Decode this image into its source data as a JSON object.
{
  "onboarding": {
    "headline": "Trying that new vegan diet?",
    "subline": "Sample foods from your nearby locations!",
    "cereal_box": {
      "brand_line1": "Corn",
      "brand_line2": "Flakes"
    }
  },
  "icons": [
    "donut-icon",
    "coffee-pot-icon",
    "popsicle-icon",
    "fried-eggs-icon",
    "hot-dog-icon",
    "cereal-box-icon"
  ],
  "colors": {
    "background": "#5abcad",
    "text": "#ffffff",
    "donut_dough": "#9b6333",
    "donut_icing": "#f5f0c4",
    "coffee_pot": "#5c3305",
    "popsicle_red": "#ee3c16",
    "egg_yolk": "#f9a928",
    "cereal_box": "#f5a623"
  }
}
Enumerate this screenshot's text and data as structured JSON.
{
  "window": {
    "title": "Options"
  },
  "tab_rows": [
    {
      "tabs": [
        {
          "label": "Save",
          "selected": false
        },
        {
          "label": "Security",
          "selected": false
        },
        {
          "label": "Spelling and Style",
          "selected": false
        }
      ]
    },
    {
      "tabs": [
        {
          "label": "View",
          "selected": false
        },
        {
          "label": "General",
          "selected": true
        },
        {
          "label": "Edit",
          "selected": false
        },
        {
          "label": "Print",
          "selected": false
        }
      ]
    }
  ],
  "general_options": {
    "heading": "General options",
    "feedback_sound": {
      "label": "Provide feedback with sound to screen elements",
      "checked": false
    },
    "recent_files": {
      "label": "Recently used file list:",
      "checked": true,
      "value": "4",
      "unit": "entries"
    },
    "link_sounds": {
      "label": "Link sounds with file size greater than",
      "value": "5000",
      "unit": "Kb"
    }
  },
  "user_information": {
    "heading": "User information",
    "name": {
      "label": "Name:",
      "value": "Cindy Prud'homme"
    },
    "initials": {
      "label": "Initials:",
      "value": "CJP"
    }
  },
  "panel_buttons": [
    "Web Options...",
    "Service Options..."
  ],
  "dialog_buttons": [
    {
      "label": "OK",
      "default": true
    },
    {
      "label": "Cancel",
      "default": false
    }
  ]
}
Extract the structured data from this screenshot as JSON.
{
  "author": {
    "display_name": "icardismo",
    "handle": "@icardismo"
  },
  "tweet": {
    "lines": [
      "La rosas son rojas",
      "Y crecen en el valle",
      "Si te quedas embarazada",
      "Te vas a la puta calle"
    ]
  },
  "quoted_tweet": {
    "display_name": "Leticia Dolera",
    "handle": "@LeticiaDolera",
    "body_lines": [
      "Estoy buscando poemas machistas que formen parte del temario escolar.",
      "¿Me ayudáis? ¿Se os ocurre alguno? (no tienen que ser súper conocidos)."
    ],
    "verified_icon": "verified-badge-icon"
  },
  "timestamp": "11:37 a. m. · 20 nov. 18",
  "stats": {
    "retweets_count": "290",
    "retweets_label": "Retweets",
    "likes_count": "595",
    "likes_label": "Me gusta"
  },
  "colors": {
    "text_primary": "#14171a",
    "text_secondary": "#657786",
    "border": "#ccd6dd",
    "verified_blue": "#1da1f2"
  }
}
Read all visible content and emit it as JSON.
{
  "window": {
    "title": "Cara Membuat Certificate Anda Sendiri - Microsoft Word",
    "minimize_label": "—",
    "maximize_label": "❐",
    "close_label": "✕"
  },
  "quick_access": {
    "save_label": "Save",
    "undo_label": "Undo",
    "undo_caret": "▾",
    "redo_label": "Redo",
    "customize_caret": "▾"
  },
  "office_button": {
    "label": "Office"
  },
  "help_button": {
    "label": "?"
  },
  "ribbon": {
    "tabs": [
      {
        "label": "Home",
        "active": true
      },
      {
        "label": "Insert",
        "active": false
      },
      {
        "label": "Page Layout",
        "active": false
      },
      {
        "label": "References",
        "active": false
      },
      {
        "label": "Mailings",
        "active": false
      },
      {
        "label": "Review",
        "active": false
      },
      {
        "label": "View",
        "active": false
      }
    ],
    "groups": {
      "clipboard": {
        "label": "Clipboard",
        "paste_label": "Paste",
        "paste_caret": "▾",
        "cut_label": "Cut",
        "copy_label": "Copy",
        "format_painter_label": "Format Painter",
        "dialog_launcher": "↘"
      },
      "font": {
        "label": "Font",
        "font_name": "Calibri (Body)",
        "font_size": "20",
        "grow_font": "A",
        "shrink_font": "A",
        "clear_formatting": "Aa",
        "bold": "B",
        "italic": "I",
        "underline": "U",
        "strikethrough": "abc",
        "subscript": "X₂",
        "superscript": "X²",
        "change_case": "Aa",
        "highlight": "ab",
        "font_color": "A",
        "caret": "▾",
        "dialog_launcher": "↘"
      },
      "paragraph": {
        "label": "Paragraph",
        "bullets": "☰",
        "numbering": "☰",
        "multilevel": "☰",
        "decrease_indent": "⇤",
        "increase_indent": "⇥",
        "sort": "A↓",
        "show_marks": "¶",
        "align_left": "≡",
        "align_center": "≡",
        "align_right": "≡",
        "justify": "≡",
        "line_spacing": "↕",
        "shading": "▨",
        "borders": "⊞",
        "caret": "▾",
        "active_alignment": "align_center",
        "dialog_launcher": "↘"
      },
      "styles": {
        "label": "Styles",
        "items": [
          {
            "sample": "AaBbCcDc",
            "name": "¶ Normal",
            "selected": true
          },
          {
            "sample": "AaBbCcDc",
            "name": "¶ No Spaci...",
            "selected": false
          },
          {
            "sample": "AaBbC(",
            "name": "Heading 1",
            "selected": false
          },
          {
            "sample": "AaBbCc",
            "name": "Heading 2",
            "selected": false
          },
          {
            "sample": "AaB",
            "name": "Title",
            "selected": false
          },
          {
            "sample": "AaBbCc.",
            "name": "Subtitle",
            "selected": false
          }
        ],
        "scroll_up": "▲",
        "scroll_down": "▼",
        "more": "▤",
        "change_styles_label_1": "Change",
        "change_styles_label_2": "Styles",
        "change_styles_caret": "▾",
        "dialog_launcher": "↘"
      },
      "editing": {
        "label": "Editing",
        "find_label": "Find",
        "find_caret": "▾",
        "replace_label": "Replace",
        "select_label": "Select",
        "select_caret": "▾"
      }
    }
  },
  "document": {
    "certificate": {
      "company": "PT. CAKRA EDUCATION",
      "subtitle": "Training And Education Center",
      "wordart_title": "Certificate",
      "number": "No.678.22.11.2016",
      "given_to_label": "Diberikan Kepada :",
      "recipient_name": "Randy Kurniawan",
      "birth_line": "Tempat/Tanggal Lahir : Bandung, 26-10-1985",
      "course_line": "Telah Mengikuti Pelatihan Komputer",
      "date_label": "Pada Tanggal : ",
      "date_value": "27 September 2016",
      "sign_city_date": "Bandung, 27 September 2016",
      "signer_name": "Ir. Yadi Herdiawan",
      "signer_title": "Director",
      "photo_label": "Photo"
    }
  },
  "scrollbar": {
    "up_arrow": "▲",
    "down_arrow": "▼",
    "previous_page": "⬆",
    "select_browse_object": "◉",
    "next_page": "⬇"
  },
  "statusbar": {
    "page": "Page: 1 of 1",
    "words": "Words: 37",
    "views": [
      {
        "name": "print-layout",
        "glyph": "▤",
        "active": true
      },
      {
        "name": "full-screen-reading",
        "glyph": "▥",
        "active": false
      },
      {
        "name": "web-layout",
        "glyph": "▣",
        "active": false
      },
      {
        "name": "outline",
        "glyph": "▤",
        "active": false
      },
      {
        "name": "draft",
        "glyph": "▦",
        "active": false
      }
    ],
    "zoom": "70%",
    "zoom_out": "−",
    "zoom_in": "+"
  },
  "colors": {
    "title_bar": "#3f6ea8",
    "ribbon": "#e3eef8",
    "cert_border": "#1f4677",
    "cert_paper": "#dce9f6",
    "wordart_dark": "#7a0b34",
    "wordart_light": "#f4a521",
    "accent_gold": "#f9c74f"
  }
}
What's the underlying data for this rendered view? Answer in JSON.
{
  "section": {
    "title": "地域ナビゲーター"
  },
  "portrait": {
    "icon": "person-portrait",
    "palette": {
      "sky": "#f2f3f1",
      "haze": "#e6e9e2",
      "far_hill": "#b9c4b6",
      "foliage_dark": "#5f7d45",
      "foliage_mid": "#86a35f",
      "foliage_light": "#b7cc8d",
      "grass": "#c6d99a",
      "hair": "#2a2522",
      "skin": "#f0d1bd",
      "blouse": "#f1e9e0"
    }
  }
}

_ _ _ _ _

▸ **PROBLEM DESCRIPTION**
Filter the records, keeping only lines that contain "handle", and show those lines.

▸ **OUTPUT BELOW**
    "handle": "@icardismo"
    "handle": "@LeticiaDolera",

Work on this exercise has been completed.